Copy each line of the entries beneath that contains the word "Station".

**Data for processing:**
==========
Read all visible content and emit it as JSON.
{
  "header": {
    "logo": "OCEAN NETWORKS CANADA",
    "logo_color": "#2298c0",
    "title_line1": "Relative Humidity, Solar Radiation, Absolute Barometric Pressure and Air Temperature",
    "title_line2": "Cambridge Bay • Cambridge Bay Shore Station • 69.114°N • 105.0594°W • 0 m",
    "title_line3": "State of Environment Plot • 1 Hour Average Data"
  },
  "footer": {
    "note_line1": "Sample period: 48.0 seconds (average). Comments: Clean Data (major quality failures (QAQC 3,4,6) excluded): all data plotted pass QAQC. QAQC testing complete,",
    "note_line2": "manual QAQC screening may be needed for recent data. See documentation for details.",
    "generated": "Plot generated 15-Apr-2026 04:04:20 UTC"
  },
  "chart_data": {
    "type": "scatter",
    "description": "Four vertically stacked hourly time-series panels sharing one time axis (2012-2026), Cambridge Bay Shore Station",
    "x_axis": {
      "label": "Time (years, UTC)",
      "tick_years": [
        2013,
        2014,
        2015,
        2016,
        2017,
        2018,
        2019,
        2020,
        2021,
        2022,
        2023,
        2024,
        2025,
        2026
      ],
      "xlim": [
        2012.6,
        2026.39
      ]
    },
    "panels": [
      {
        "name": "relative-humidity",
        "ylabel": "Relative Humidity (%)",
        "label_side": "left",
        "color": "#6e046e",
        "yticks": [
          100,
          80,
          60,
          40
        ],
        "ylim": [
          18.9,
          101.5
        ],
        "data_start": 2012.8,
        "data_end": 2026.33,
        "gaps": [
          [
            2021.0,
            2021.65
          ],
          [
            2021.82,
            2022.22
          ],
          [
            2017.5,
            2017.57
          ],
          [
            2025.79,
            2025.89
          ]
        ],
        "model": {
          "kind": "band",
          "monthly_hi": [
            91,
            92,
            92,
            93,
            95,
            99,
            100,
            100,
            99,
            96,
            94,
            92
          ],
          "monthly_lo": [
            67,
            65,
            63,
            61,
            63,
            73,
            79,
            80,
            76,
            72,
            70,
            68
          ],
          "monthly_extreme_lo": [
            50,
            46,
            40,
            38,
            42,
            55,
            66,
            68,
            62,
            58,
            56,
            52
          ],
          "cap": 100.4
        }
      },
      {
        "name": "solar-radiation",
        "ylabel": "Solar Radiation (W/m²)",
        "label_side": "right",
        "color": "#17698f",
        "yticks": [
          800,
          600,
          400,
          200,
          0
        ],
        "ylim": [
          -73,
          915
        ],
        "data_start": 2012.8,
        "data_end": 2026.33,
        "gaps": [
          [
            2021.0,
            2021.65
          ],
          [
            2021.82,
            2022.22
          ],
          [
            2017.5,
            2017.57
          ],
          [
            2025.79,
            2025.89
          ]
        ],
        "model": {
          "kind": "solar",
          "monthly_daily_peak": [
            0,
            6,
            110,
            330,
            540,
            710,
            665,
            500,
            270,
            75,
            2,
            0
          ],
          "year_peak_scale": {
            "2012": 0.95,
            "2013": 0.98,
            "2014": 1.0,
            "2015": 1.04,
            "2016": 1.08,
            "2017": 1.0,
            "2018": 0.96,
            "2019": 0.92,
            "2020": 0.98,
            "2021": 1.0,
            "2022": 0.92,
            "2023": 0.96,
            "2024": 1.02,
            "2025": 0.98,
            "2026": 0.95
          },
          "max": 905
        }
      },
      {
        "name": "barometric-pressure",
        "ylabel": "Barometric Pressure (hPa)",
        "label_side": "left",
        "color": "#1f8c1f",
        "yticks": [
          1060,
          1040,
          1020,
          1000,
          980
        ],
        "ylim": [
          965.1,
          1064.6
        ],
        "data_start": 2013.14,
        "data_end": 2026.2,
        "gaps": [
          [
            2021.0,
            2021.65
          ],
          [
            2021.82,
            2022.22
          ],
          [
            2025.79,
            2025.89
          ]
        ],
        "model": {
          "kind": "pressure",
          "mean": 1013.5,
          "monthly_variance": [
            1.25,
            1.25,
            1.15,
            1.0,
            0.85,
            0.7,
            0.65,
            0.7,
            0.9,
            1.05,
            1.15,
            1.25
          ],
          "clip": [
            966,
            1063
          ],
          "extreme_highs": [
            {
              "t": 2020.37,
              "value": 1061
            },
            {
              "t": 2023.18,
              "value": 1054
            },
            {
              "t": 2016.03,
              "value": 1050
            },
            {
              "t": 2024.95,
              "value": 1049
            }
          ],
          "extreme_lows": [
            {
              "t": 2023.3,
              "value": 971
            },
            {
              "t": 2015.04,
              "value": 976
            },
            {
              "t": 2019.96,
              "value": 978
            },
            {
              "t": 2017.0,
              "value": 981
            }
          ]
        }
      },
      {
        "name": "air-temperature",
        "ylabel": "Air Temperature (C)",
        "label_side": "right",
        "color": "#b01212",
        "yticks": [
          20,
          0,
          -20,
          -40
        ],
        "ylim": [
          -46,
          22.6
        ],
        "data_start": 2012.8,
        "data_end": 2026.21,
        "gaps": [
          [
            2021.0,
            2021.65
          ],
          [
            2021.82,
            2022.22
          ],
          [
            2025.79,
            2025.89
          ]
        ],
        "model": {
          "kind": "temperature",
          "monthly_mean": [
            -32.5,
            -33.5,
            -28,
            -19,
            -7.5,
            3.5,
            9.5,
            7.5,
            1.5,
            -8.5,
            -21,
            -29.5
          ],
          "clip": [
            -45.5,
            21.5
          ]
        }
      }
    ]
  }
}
==========
**The solution:**
    "title_line2": "Cambridge Bay • Cambridge Bay Shore Station • 69.114°N • 105.0594°W • 0 m",
    "description": "Four vertically stacked hourly time-series panels sharing one time axis (2012-2026), Cambridge Bay Shore Station",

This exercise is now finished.